Data for this task:
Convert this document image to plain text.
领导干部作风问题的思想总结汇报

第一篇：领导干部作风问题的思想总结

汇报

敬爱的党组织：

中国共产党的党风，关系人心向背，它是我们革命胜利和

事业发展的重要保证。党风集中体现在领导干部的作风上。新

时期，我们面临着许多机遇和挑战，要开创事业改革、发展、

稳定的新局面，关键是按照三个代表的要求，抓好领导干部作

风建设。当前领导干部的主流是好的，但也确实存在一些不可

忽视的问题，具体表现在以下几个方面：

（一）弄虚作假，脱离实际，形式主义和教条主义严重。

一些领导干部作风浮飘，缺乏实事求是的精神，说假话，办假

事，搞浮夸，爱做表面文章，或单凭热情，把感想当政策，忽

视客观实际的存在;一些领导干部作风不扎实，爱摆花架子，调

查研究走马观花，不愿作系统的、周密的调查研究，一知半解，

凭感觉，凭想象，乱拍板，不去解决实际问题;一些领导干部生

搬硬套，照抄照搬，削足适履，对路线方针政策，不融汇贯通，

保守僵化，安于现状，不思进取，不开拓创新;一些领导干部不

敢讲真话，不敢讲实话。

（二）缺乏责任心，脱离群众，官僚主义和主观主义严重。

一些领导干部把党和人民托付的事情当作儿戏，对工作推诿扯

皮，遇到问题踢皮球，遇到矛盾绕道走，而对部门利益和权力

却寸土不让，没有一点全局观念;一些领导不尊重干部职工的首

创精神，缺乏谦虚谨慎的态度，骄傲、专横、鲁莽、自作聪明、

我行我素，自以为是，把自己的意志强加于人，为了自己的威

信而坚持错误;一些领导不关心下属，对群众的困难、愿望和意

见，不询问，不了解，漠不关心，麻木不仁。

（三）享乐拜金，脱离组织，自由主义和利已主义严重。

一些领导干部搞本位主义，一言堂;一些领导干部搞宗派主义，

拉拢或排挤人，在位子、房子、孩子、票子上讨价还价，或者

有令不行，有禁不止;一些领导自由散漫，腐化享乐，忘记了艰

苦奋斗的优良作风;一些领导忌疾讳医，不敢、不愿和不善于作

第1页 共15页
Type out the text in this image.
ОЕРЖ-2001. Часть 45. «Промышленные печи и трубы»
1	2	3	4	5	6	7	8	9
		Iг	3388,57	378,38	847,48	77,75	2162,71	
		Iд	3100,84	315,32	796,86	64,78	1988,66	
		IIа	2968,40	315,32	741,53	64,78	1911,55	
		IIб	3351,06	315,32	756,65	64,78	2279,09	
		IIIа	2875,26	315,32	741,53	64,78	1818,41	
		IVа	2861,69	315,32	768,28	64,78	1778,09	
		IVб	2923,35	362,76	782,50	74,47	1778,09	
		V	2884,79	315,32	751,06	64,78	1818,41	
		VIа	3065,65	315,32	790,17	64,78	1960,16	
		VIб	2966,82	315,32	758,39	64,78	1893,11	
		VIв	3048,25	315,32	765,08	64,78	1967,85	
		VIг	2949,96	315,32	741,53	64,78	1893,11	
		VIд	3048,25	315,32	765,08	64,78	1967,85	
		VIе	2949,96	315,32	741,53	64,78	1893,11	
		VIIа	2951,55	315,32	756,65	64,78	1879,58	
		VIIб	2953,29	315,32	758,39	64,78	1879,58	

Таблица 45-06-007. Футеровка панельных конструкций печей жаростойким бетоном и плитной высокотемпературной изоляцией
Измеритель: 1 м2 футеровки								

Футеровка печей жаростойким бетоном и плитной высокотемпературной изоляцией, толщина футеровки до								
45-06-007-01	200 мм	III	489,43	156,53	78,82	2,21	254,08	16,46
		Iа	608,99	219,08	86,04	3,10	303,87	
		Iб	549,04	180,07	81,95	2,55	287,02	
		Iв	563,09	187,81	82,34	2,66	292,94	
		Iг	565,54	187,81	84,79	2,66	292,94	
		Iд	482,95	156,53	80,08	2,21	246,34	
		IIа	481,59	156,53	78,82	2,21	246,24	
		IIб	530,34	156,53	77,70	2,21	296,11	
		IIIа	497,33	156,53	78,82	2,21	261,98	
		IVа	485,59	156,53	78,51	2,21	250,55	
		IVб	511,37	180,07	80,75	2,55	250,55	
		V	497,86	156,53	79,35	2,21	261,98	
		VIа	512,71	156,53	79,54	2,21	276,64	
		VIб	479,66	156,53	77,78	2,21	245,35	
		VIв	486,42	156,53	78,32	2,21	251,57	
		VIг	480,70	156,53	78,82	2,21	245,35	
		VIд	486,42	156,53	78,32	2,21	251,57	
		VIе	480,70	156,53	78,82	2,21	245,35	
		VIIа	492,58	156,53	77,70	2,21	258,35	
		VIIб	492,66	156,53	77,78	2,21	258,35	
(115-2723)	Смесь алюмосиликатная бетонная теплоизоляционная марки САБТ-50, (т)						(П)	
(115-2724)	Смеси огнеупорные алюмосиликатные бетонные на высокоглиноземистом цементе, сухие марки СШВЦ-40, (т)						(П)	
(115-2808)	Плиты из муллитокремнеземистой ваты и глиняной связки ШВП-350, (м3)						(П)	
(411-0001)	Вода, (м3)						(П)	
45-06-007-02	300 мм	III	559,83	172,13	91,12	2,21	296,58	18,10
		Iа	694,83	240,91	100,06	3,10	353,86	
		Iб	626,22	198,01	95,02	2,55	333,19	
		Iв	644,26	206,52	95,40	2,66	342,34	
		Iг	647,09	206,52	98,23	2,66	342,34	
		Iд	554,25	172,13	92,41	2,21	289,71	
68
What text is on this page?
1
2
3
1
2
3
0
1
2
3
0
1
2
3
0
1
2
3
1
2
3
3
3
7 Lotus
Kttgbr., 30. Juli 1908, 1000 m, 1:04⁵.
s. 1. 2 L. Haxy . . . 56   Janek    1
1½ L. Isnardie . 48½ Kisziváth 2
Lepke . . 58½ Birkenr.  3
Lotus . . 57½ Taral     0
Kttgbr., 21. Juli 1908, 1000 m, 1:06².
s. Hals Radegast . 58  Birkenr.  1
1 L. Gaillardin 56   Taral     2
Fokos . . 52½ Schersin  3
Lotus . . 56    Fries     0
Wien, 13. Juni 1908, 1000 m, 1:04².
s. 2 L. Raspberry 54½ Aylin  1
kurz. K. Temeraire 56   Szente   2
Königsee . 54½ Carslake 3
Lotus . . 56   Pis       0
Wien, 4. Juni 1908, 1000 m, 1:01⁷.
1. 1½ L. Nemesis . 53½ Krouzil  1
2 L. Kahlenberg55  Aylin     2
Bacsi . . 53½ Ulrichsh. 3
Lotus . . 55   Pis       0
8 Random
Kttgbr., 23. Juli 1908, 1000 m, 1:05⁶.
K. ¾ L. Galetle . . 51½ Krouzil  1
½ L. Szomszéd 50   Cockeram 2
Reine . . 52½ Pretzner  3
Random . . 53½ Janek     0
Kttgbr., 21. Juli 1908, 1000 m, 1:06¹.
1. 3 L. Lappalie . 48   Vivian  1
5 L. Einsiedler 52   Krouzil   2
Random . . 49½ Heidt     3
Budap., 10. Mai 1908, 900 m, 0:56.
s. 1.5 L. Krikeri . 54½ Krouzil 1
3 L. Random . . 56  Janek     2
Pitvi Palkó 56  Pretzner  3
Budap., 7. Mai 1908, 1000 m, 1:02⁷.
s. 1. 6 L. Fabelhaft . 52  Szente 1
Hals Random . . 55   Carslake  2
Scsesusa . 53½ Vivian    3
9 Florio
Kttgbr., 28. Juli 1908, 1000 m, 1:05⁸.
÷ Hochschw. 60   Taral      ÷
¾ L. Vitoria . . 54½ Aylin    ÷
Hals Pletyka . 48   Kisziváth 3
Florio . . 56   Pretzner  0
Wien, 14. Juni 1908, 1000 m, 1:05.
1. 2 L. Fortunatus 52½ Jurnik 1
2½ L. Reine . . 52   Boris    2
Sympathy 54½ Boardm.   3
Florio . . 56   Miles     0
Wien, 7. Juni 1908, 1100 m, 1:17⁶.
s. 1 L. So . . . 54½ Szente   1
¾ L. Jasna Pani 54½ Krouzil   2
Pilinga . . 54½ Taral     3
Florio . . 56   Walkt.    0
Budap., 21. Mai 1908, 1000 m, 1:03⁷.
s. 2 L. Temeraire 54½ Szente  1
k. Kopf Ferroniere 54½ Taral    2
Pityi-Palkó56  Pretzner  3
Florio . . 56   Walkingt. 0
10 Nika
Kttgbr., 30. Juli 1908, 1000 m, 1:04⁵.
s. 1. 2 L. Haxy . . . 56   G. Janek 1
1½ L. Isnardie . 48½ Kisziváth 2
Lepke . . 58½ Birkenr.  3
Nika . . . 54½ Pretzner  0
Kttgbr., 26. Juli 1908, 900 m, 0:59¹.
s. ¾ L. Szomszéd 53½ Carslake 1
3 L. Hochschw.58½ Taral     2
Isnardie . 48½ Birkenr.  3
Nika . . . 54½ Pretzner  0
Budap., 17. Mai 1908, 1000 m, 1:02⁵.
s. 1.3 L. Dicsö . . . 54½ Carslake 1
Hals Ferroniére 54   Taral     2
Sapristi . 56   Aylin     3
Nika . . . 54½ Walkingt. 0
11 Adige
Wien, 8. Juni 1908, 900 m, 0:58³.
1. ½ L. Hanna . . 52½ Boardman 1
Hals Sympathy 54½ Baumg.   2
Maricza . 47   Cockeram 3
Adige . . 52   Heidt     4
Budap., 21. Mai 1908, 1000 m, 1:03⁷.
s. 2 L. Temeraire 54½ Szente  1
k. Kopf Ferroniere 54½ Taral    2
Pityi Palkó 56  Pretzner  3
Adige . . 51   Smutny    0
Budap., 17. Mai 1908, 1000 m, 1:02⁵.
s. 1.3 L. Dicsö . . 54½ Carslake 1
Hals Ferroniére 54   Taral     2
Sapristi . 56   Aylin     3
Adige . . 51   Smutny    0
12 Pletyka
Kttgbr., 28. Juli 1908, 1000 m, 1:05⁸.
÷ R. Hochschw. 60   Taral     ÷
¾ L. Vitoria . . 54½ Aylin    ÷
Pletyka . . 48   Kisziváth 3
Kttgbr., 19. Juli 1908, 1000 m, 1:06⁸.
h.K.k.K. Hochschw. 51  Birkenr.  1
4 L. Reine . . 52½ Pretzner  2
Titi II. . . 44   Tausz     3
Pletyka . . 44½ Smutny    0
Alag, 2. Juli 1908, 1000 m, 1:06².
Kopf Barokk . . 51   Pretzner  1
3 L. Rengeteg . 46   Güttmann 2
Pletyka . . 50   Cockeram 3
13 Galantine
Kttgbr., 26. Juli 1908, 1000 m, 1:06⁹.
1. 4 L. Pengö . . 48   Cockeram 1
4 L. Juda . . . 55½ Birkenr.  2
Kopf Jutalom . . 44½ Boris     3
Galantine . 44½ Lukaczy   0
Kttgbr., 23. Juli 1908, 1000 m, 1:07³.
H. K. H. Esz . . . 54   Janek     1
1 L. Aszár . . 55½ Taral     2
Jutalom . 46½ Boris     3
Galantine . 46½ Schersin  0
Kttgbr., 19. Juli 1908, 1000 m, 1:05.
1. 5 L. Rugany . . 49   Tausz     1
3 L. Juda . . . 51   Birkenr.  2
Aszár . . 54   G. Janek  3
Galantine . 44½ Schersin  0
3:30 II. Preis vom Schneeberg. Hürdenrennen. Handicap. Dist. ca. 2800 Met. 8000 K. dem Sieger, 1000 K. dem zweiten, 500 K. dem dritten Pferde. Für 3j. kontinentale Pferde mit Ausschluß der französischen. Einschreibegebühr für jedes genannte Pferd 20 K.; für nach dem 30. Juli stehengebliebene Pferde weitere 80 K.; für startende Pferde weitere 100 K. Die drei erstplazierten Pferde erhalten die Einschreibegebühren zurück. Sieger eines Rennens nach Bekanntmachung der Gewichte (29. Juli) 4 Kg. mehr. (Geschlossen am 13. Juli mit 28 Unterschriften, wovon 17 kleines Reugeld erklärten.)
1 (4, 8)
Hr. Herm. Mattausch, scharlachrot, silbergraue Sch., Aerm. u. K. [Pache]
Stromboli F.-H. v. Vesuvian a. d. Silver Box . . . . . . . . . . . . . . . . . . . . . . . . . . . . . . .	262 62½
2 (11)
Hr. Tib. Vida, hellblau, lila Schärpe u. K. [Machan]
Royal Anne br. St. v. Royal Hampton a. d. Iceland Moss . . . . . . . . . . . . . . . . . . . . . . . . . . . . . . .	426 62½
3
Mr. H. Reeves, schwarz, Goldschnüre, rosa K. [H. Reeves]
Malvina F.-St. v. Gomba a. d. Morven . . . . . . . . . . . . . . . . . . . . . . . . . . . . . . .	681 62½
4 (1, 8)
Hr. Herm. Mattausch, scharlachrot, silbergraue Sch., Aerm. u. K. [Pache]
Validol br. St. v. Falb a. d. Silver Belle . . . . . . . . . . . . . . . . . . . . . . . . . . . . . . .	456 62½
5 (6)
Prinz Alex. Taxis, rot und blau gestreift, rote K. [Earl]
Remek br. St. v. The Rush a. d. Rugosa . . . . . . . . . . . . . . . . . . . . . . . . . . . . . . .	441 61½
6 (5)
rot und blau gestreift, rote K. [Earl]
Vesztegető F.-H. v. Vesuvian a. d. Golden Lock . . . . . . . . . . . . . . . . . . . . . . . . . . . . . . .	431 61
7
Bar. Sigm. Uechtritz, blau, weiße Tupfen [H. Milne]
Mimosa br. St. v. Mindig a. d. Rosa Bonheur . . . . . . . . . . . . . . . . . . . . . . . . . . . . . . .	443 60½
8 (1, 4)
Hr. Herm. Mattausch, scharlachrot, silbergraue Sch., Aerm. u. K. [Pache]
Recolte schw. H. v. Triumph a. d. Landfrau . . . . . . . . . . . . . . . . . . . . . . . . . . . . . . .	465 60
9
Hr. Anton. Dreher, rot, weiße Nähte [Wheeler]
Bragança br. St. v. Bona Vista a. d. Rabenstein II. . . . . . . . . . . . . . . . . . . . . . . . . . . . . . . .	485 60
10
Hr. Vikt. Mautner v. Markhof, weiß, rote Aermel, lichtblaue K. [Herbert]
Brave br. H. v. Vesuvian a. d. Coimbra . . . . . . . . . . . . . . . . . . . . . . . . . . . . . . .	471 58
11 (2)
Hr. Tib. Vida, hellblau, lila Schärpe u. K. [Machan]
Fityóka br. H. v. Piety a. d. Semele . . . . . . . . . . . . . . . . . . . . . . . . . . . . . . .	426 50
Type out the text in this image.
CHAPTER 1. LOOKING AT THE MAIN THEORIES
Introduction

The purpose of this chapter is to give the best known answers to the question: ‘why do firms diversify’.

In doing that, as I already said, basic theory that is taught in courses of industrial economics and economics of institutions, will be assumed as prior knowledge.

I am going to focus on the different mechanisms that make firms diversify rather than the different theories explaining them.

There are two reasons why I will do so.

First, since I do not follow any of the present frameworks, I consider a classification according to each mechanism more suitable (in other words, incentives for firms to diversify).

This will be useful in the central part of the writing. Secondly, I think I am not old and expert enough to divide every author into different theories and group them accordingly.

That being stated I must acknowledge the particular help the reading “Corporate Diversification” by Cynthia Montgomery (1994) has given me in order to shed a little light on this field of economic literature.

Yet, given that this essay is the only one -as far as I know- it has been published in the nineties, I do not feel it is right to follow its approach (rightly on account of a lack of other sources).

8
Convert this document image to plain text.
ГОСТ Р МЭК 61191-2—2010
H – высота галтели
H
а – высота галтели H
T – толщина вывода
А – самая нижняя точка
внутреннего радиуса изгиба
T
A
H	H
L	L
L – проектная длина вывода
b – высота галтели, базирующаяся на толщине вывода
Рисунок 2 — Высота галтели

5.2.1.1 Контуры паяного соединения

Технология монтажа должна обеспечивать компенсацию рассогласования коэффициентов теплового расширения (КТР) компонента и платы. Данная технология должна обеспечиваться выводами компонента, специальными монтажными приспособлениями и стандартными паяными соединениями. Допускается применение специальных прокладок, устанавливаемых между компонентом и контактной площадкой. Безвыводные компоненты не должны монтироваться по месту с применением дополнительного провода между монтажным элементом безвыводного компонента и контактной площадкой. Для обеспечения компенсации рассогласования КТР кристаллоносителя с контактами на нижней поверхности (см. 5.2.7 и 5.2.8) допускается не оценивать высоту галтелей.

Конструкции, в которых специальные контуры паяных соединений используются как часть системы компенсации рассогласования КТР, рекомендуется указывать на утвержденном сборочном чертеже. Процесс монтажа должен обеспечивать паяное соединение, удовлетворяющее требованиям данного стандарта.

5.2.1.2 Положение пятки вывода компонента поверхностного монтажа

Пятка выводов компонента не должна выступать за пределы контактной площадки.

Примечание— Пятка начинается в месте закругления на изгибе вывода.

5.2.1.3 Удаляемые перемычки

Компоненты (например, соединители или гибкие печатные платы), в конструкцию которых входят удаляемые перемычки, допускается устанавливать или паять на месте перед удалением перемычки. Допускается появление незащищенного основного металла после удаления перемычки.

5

Prompt:
Select, from the listing, all lines that include the word "Hals".

Result for this task:
s. Hals Radegast . 58  Birkenr.  1
Hals Random . . 55   Carslake  2
Hals Pletyka . 48   Kisziváth 3
Hals Ferroniére 54   Taral     2
Hals Sympathy 54½ Baumg.   2
Hals Ferroniére 54   Taral     2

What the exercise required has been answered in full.